►

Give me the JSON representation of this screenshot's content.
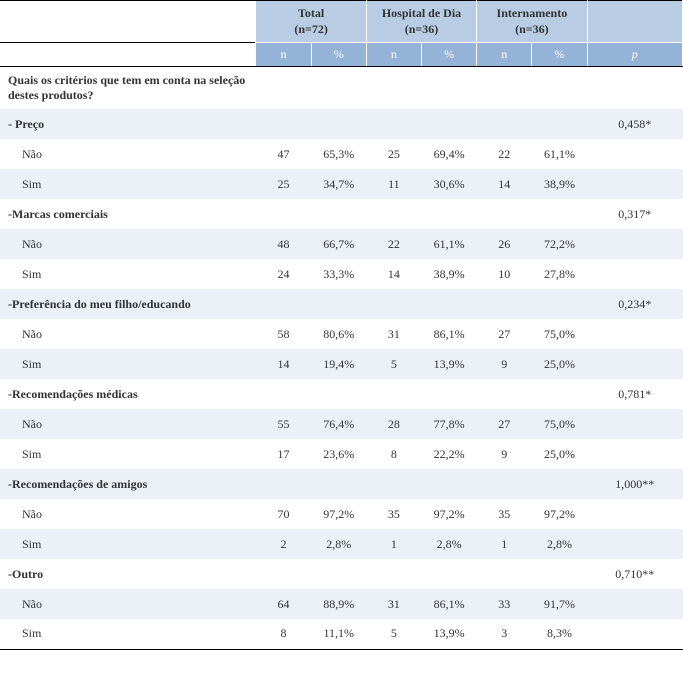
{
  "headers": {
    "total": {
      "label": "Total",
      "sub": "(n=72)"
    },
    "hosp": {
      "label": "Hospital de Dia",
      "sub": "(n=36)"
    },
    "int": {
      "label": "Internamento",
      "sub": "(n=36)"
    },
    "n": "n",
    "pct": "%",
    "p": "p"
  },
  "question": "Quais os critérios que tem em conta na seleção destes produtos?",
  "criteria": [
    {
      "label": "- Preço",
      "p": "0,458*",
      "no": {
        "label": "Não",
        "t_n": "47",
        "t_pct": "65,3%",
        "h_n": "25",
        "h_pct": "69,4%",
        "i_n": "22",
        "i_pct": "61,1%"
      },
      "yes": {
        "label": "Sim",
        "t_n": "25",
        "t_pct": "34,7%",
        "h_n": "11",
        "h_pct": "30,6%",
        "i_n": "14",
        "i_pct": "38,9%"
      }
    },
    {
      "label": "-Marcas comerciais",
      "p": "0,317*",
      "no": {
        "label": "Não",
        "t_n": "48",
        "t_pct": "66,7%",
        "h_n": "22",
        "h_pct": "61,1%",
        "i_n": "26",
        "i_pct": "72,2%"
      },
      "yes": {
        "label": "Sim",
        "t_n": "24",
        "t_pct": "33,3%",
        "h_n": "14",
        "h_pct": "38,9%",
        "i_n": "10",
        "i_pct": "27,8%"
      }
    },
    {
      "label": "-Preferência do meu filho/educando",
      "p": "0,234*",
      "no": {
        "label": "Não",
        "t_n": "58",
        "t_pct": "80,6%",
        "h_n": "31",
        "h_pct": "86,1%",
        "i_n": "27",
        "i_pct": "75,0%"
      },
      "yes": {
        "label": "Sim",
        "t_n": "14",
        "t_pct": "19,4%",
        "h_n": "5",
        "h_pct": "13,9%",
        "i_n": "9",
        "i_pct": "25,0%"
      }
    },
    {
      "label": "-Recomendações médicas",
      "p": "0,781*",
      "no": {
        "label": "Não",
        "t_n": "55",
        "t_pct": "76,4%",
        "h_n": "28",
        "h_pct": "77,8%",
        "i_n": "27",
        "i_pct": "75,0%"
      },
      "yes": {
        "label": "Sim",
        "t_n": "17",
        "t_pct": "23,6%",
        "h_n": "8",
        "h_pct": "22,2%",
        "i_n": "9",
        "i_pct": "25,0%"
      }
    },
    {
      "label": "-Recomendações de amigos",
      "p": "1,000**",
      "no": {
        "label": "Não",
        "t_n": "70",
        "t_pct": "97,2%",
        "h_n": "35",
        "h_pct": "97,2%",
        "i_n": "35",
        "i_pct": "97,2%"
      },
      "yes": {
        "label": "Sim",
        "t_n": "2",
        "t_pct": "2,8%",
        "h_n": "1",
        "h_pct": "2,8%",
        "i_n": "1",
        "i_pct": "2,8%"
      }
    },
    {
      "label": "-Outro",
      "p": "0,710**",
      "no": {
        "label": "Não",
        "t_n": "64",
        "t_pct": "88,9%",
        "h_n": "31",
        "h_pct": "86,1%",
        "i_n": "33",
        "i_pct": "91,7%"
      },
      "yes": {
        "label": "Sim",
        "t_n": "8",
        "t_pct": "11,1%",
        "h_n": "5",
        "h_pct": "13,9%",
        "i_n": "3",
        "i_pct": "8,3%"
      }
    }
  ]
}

◄
►

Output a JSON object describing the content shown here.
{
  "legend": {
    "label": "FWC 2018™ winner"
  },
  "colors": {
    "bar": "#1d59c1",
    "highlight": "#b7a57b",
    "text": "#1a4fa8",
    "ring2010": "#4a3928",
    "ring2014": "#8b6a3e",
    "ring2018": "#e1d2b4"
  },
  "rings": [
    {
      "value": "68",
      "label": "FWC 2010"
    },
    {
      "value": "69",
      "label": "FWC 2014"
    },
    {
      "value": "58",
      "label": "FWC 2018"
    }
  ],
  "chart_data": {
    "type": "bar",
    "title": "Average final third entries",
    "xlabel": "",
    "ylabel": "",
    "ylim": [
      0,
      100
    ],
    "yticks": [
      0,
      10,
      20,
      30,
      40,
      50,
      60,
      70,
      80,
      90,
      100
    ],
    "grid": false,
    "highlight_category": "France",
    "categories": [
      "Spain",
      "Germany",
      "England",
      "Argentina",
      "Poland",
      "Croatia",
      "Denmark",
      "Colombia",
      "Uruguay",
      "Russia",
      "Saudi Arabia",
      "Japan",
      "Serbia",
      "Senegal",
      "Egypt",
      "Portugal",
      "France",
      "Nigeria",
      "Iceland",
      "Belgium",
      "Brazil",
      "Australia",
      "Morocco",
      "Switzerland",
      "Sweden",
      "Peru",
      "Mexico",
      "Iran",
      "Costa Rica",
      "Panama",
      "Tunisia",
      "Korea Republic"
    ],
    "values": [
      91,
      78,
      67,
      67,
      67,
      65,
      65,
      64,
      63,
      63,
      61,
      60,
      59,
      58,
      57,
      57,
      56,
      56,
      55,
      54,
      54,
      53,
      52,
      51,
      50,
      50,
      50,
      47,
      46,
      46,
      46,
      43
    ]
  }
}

◄

Show, from the material above, each line that includes the string "content".

Finished answer:
Give me the JSON representation of this screenshot's content.
Output a JSON object describing the content shown here.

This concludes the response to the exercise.